— Short exercise —
Write the entries below out again exactly; any picture in them stays out.

— Exercise materials —
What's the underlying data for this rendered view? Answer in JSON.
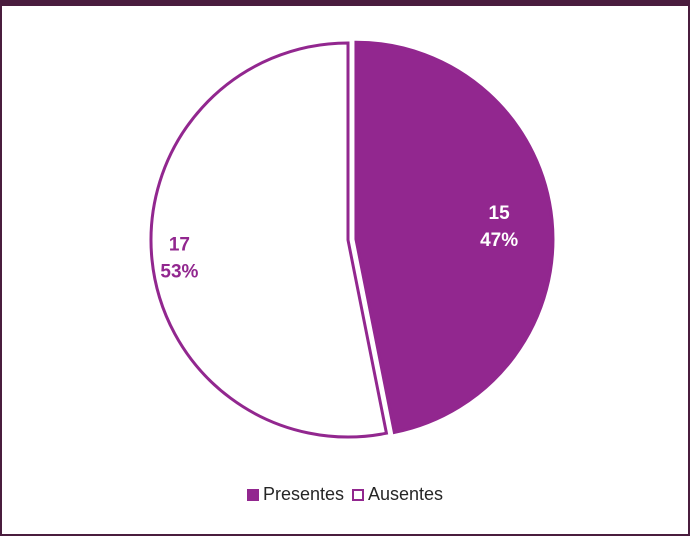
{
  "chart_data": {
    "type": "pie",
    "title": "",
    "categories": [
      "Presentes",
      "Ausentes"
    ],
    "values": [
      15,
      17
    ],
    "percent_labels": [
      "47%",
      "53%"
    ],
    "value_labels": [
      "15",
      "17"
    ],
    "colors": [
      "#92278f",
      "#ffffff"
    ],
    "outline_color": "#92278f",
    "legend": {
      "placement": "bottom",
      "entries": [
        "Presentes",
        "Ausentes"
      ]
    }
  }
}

— Result of the exercise —
What's the underlying data for this rendered view? Answer in JSON.
{
  "chart_data": {
    "type": "pie",
    "title": "",
    "categories": [
      "Presentes",
      "Ausentes"
    ],
    "values": [
      15,
      17
    ],
    "percent_labels": [
      "47%",
      "53%"
    ],
    "value_labels": [
      "15",
      "17"
    ],
    "colors": [
      "#92278f",
      "#ffffff"
    ],
    "outline_color": "#92278f",
    "legend": {
      "placement": "bottom",
      "entries": [
        "Presentes",
        "Ausentes"
      ]
    }
  }
}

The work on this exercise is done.